- _Listed entries_
↓

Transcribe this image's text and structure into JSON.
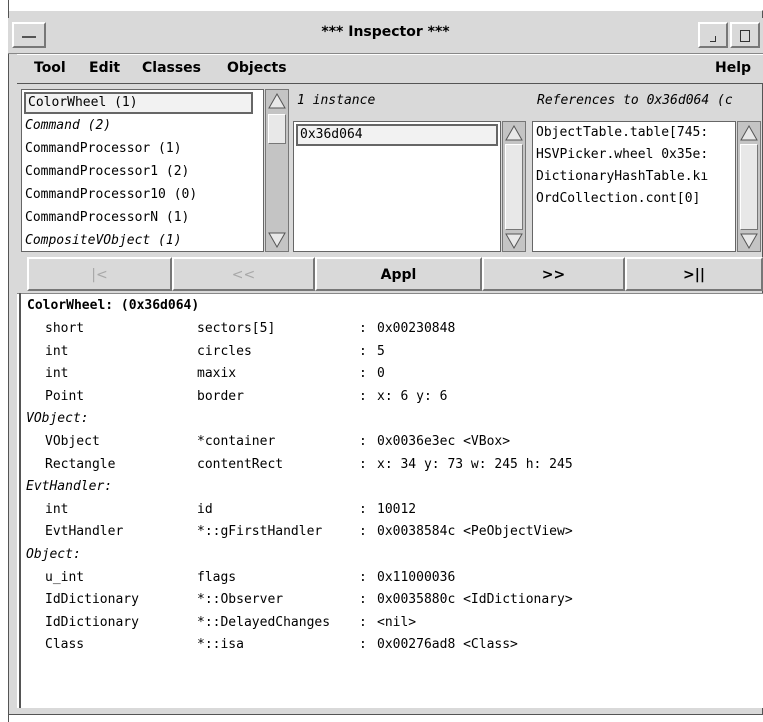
{
  "window": {
    "title": "*** Inspector ***"
  },
  "menu": [
    "Tool",
    "Edit",
    "Classes",
    "Objects"
  ],
  "help_menu": "Help",
  "class_list": [
    {
      "label": "ColorWheel (1)",
      "italic": false,
      "selected": true
    },
    {
      "label": "Command (2)",
      "italic": true,
      "selected": false
    },
    {
      "label": "CommandProcessor (1)",
      "italic": false,
      "selected": false
    },
    {
      "label": "CommandProcessor1 (2)",
      "italic": false,
      "selected": false
    },
    {
      "label": "CommandProcessor10 (0)",
      "italic": false,
      "selected": false
    },
    {
      "label": "CommandProcessorN (1)",
      "italic": false,
      "selected": false
    },
    {
      "label": "CompositeVObject (1)",
      "italic": true,
      "selected": false
    }
  ],
  "instances": {
    "header": "1 instance",
    "items": [
      "0x36d064"
    ]
  },
  "references": {
    "header": "References to 0x36d064 (c",
    "items": [
      "ObjectTable.table[745:",
      "HSVPicker.wheel 0x35e:",
      "DictionaryHashTable.kı",
      "OrdCollection.cont[0]"
    ]
  },
  "nav": {
    "first": "|<",
    "prev": "<<",
    "appl": "Appl",
    "next": ">>",
    "last": ">||"
  },
  "detail": {
    "header": "ColorWheel: (0x36d064)",
    "rows": [
      {
        "kind": "field",
        "type": "short",
        "name": "sectors[5]",
        "value": "0x00230848"
      },
      {
        "kind": "field",
        "type": "int",
        "name": "circles",
        "value": "5"
      },
      {
        "kind": "field",
        "type": "int",
        "name": "maxix",
        "value": "0"
      },
      {
        "kind": "field",
        "type": "Point",
        "name": "border",
        "value": "x: 6 y: 6"
      },
      {
        "kind": "section",
        "label": "VObject:"
      },
      {
        "kind": "field",
        "type": "VObject",
        "name": "*container",
        "value": "0x0036e3ec <VBox>"
      },
      {
        "kind": "field",
        "type": "Rectangle",
        "name": "contentRect",
        "value": "x: 34 y: 73 w: 245 h: 245"
      },
      {
        "kind": "section",
        "label": "EvtHandler:"
      },
      {
        "kind": "field",
        "type": "int",
        "name": "id",
        "value": "10012"
      },
      {
        "kind": "field",
        "type": "EvtHandler",
        "name": "*::gFirstHandler",
        "value": "0x0038584c <PeObjectView>"
      },
      {
        "kind": "section",
        "label": "Object:"
      },
      {
        "kind": "field",
        "type": "u_int",
        "name": "flags",
        "value": "0x11000036"
      },
      {
        "kind": "field",
        "type": "IdDictionary",
        "name": "*::Observer",
        "value": "0x0035880c <IdDictionary>"
      },
      {
        "kind": "field",
        "type": "IdDictionary",
        "name": "*::DelayedChanges",
        "value": "<nil>"
      },
      {
        "kind": "field",
        "type": "Class",
        "name": "*::isa",
        "value": "0x00276ad8 <Class>"
      }
    ],
    "separator": ":"
  },
  "colors": {
    "chrome": "#d9d9d9",
    "pane": "#ffffff",
    "disabled_text": "#a8a8a8"
  }
}
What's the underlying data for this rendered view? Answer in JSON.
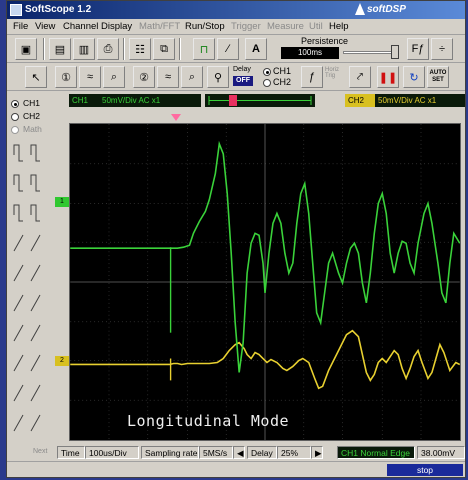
{
  "window": {
    "title": "SoftScope 1.2",
    "brand": "softDSP"
  },
  "menu": [
    "File",
    "View",
    "Channel",
    "Display",
    "Math/FFT",
    "Run/Stop",
    "Trigger",
    "Measure",
    "Util",
    "Help"
  ],
  "menu_disabled": [
    "Math/FFT",
    "Trigger",
    "Measure",
    "Util"
  ],
  "toolbar": {
    "persistence_label": "Persistence",
    "persistence_value": "100ms",
    "delay_label": "Delay",
    "delay_state": "OFF",
    "ch1_radio": "CH1",
    "ch2_radio": "CH2",
    "horiz_trig": "Horiz Trig",
    "auto_set": "AUTO SET"
  },
  "channels": {
    "ch1": {
      "tag": "CH1",
      "setting": "50mV/Div AC x1",
      "marker": "1",
      "color": "#3ad23a"
    },
    "ch2": {
      "tag": "CH2",
      "setting": "50mV/Div AC x1",
      "marker": "2",
      "color": "#e8d030"
    }
  },
  "sidebar": {
    "ch1": "CH1",
    "ch2": "CH2",
    "math": "Math",
    "next": "Next"
  },
  "scope": {
    "caption": "Longitudinal Mode",
    "background": "#000000"
  },
  "status": {
    "time_label": "Time",
    "time_value": "100us/Div",
    "sampling_label": "Sampling rate",
    "sampling_value": "5MS/s",
    "delay_label": "Delay",
    "delay_value": "25%",
    "trigger": "CH1 Normal Edge",
    "trigger_level": "38.00mV",
    "run_state": "stop"
  }
}
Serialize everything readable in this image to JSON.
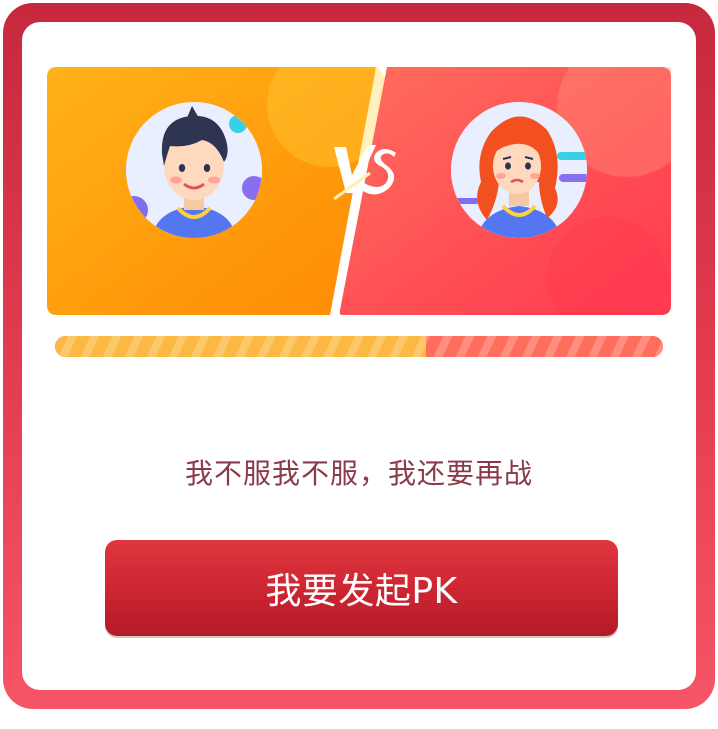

↑

- _The request_
Select every line where the word "type" occurs.

- _Result_
        "type": "short",
        "type": "int",
        "type": "int",
        "type": "Point",
        "type": "VObject",
        "type": "Rectangle",
        "type": "int",
        "type": "EvtHandler",
        "type": "u_int",
        "type": "IdDictionary",
        "type": "IdDictionary",
        "type": "Class",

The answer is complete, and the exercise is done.